--- Begin Recorded data ---

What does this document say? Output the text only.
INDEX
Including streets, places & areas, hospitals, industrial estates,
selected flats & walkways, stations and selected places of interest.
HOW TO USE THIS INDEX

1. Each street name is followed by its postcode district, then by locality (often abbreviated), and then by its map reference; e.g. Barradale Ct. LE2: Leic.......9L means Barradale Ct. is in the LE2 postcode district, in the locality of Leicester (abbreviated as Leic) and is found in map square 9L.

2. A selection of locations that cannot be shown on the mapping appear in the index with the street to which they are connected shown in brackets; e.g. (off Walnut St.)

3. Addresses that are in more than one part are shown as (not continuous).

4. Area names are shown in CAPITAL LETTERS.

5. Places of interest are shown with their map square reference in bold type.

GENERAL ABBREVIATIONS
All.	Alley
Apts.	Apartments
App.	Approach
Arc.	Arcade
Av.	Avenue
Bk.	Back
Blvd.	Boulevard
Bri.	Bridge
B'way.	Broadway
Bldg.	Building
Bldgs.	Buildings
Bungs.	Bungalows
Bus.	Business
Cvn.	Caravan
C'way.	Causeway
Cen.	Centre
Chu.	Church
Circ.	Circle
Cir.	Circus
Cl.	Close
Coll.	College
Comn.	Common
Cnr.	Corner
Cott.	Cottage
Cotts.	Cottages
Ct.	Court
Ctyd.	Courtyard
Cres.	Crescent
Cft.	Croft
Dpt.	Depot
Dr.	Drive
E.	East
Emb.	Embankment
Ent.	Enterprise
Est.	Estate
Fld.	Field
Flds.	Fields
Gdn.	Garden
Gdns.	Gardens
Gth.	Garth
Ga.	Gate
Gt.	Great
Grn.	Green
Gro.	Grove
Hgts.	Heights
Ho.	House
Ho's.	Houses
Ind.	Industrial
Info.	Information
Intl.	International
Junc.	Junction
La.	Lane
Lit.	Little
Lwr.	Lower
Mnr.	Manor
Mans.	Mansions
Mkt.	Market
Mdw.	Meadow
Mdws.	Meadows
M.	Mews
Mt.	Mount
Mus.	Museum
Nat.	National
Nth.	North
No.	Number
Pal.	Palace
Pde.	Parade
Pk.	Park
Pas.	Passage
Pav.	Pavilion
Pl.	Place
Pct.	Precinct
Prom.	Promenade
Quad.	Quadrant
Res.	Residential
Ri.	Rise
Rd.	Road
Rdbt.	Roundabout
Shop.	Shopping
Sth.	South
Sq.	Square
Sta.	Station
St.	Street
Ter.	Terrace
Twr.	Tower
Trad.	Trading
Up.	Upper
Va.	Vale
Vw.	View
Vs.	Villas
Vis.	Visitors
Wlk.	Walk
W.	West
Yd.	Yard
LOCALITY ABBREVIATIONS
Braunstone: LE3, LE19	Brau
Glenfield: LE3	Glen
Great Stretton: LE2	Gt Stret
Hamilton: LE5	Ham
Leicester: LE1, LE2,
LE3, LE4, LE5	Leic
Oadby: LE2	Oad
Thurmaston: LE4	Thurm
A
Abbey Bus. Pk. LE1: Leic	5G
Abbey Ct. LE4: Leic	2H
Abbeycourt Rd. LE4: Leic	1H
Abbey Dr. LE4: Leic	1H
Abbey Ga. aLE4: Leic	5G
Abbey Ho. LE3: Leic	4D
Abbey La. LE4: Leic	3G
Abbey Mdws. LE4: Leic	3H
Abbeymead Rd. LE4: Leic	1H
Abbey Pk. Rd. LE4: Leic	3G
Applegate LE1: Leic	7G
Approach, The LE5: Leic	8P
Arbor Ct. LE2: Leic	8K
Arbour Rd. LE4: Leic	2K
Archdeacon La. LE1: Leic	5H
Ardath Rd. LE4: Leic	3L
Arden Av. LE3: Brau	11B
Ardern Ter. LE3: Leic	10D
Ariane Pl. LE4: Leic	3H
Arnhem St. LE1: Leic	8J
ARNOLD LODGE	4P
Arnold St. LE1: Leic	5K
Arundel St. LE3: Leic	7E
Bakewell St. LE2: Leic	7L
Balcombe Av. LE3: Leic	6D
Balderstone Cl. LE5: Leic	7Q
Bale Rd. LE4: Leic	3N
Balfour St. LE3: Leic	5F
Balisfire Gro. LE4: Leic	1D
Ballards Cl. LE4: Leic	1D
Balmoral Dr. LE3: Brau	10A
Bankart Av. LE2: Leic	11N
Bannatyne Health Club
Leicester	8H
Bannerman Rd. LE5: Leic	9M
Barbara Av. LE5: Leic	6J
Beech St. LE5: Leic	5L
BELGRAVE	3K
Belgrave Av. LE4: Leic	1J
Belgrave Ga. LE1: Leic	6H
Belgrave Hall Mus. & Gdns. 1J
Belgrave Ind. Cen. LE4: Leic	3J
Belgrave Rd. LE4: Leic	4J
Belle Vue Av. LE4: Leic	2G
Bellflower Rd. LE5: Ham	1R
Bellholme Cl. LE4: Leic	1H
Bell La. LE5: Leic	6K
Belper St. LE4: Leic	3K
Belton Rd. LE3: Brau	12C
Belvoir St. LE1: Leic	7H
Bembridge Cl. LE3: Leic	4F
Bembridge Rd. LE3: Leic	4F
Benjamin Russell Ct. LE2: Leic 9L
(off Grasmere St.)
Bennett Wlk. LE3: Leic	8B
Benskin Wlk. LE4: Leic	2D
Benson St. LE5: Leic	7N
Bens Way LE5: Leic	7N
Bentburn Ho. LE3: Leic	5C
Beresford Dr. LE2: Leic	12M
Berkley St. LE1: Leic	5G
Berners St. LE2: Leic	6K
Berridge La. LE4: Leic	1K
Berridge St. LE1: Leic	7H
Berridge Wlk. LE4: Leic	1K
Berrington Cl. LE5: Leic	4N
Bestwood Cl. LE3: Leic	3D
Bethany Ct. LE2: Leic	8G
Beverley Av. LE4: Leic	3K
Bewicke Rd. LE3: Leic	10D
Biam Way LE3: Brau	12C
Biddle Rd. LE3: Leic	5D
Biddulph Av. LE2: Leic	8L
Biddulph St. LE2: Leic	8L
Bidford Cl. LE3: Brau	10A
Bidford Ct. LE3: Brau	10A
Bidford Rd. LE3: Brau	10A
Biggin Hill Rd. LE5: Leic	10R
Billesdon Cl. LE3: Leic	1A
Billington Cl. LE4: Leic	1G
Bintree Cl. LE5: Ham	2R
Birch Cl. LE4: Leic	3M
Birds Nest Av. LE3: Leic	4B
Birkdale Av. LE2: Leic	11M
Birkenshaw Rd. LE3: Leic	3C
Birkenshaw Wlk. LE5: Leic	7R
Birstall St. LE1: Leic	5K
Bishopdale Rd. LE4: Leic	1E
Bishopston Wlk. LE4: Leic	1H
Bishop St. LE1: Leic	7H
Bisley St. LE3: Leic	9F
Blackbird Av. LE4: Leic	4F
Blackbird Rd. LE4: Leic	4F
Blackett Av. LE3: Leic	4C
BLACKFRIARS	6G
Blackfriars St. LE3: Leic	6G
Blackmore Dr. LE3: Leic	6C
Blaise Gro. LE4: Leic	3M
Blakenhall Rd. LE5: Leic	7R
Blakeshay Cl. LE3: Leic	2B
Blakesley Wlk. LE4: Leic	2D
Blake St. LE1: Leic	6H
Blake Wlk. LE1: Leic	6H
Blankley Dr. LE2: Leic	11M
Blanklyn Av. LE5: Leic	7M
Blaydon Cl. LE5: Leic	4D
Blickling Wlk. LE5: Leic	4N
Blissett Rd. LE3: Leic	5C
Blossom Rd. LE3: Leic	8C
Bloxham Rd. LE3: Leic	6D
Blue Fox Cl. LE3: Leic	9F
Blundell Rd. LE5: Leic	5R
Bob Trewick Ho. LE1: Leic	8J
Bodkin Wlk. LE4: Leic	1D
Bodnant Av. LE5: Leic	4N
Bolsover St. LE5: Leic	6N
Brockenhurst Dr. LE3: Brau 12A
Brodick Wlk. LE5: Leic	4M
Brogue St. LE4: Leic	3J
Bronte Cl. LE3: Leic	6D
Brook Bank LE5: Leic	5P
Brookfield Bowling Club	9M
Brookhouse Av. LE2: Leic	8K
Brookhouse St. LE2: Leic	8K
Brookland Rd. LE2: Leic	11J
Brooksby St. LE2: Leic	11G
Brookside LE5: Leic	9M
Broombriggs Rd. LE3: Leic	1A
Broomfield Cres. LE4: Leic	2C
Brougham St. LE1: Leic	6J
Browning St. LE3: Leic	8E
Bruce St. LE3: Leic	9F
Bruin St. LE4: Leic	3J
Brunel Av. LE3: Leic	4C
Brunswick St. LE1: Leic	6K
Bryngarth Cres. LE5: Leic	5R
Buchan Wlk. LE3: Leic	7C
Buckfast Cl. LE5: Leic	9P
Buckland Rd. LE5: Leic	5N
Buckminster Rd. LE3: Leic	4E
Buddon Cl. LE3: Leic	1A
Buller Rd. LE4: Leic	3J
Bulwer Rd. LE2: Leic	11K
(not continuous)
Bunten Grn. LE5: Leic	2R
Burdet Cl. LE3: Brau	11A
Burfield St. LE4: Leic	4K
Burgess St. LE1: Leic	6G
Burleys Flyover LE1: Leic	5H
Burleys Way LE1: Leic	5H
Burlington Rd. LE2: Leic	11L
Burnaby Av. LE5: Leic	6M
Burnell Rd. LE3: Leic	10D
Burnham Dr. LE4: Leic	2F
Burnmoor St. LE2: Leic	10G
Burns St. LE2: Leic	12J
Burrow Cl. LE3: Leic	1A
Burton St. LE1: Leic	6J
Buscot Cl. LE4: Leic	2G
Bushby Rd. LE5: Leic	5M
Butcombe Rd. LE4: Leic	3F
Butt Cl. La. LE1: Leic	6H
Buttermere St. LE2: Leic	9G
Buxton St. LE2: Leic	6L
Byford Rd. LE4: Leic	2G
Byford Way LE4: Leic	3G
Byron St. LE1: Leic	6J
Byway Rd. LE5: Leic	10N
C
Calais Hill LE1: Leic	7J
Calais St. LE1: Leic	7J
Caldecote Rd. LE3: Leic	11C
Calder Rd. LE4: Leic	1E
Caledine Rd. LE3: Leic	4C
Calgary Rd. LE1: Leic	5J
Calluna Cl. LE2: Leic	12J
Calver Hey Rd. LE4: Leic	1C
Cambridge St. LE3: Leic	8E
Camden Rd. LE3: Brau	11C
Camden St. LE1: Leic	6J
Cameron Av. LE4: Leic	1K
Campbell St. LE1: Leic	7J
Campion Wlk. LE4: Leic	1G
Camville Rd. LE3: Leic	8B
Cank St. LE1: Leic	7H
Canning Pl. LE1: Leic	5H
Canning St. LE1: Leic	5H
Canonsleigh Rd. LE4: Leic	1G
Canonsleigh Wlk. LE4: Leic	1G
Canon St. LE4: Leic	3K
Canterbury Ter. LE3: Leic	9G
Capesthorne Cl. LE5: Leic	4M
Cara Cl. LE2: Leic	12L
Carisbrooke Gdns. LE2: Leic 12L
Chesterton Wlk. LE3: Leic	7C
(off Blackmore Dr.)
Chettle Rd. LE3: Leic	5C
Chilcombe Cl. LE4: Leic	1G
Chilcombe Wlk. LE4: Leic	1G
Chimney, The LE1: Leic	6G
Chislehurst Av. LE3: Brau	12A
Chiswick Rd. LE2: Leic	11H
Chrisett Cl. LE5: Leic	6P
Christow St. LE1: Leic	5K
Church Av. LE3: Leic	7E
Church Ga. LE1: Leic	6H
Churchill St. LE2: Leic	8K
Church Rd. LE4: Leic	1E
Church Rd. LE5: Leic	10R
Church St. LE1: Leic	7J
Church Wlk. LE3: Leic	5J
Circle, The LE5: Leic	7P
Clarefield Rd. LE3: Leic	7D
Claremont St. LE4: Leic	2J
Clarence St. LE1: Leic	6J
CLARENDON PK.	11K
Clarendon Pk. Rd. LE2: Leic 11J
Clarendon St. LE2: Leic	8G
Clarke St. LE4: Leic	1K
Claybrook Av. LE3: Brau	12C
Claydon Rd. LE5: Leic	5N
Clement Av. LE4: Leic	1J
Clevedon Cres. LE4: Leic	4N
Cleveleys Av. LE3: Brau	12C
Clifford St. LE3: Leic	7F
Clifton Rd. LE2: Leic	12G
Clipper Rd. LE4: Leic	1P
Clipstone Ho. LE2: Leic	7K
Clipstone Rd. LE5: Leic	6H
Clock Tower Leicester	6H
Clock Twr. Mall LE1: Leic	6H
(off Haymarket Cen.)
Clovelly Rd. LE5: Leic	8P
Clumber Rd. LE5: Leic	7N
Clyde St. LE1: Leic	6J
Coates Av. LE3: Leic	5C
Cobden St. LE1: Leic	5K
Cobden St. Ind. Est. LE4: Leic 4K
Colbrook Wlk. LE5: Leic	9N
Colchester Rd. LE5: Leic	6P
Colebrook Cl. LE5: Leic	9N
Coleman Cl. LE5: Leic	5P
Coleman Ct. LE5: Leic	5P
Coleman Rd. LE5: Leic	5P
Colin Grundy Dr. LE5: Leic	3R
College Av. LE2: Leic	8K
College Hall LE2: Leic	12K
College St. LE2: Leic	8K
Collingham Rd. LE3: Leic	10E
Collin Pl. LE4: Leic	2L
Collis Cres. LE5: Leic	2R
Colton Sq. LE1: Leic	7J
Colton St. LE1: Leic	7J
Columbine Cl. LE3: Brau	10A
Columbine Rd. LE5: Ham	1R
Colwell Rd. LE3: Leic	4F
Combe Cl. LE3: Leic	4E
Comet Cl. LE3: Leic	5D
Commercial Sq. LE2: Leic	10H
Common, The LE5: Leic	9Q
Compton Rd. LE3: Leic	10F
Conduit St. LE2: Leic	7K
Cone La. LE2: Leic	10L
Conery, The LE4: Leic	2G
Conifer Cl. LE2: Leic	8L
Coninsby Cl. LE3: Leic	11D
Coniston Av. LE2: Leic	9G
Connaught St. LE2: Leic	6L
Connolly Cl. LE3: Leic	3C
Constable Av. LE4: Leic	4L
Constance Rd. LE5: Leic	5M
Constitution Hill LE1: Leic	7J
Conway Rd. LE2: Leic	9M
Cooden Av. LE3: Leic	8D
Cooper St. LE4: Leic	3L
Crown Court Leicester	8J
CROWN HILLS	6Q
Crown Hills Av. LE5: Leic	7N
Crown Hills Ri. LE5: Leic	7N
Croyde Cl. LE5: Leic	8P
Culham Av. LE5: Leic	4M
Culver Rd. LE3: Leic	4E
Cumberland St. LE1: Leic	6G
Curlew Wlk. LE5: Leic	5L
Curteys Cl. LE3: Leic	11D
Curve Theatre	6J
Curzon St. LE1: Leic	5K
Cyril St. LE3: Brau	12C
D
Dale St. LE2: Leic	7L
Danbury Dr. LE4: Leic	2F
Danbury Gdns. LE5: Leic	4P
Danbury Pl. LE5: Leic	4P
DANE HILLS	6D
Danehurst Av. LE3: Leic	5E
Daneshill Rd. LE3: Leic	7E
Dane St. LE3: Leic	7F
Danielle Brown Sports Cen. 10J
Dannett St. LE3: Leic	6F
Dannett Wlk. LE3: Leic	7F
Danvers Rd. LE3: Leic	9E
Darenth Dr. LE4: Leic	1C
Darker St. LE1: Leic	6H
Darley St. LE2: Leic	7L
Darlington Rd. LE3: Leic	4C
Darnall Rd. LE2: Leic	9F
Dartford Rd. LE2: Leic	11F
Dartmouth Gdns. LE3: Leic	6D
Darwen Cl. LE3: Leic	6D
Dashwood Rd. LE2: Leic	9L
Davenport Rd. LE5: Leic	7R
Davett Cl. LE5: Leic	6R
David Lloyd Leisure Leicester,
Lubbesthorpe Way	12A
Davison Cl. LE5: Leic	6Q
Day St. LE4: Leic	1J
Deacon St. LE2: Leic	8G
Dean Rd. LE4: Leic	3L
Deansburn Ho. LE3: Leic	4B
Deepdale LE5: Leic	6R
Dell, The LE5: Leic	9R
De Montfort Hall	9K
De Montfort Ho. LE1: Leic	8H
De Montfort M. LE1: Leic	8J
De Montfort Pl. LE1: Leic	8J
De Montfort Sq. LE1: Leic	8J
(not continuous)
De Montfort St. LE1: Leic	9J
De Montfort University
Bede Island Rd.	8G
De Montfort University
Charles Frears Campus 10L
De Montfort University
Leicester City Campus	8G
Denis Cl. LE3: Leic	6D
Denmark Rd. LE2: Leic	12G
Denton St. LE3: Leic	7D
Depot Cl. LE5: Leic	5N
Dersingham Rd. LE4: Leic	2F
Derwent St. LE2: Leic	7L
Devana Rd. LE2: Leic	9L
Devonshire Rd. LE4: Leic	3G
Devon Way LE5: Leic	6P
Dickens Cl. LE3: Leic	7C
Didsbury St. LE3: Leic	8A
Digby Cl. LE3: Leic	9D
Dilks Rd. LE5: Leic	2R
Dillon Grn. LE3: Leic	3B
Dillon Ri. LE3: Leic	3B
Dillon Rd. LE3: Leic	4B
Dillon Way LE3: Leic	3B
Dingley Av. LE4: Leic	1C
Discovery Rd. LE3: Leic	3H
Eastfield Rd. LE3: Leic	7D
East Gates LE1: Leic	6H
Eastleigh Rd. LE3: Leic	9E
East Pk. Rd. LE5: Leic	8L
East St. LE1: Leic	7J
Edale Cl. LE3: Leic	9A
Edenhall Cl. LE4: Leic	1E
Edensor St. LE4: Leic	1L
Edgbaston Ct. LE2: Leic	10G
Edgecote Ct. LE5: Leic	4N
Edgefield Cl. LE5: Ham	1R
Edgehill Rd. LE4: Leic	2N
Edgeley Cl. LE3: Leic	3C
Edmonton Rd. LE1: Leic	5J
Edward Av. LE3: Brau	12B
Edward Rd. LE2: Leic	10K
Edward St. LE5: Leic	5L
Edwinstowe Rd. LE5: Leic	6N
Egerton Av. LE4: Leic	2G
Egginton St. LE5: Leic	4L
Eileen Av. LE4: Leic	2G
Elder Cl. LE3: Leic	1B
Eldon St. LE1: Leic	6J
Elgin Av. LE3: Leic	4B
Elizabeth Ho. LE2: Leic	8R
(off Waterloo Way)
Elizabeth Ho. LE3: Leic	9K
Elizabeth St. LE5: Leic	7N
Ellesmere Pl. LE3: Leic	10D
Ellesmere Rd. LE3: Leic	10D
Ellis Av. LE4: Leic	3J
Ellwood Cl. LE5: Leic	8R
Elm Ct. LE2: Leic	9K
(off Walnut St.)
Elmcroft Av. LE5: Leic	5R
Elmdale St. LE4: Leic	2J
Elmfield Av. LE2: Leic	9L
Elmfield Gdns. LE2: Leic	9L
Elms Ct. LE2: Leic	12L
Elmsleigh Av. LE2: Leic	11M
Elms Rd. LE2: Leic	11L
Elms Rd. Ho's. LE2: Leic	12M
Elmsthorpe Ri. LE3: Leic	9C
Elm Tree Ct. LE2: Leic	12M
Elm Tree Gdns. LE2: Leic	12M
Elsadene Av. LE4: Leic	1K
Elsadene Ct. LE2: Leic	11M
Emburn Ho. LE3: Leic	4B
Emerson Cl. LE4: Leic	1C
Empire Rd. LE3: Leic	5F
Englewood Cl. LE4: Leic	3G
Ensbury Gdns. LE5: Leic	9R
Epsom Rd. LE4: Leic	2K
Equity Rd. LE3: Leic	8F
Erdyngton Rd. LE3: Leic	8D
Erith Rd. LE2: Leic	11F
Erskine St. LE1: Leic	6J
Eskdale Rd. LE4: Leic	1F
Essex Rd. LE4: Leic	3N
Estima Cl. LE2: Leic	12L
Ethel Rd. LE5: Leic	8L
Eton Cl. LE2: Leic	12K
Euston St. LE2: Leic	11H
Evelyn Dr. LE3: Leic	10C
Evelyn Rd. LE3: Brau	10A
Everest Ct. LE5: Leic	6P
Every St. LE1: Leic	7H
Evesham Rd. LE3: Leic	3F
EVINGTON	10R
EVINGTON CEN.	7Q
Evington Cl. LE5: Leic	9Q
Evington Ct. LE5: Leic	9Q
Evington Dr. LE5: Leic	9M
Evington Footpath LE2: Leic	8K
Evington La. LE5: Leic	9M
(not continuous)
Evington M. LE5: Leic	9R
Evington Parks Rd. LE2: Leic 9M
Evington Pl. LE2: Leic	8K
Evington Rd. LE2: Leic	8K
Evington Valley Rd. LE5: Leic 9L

--- End Recorded data ---

From the records above, pull out every line containing the word "interest".

selected flats & walkways, stations and selected places of interest.
5. Places of interest are shown with their map square reference in bold type.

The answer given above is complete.